Records:
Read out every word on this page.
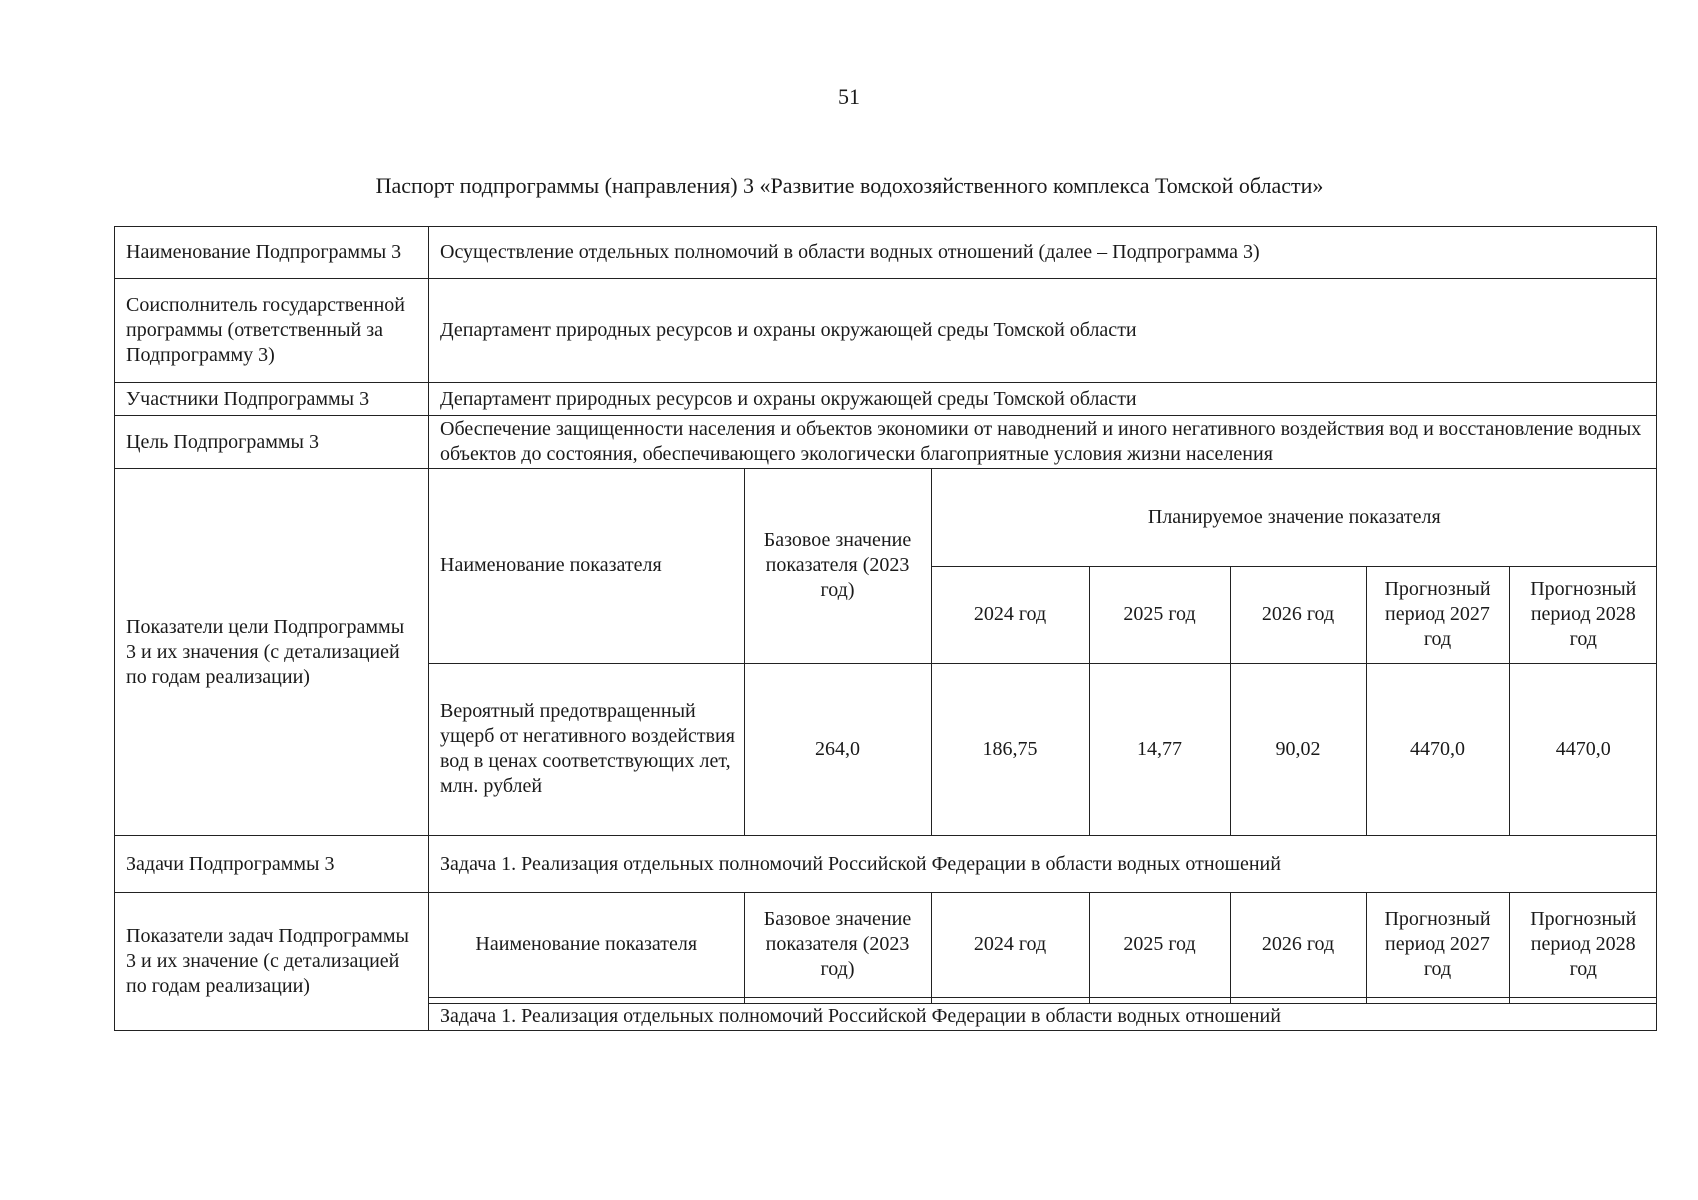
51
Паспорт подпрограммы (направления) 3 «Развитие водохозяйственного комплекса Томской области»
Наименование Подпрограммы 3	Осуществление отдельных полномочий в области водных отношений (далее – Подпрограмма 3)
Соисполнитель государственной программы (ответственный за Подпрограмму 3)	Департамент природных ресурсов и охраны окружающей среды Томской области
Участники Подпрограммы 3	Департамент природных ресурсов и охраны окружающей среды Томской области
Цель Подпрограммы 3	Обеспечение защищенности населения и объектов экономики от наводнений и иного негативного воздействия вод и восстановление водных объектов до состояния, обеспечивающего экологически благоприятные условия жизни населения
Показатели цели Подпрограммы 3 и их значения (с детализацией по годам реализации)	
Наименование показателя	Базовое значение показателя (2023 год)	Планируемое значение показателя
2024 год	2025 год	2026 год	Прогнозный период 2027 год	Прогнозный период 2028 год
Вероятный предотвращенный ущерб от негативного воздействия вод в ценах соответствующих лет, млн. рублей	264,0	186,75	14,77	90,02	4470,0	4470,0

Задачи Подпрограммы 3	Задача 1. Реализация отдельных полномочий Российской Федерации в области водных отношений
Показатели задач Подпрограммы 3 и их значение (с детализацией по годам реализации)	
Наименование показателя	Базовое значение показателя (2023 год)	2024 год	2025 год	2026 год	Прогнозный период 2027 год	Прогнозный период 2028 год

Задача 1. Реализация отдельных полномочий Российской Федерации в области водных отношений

**TO BE DONE**
Copy all lines from the material that contain "реализации".

**RIGHT ANSWER**
Показатели цели Подпрограммы 3 и их значения (с детализацией по годам реализации)	
Показатели задач Подпрограммы 3 и их значение (с детализацией по годам реализации)	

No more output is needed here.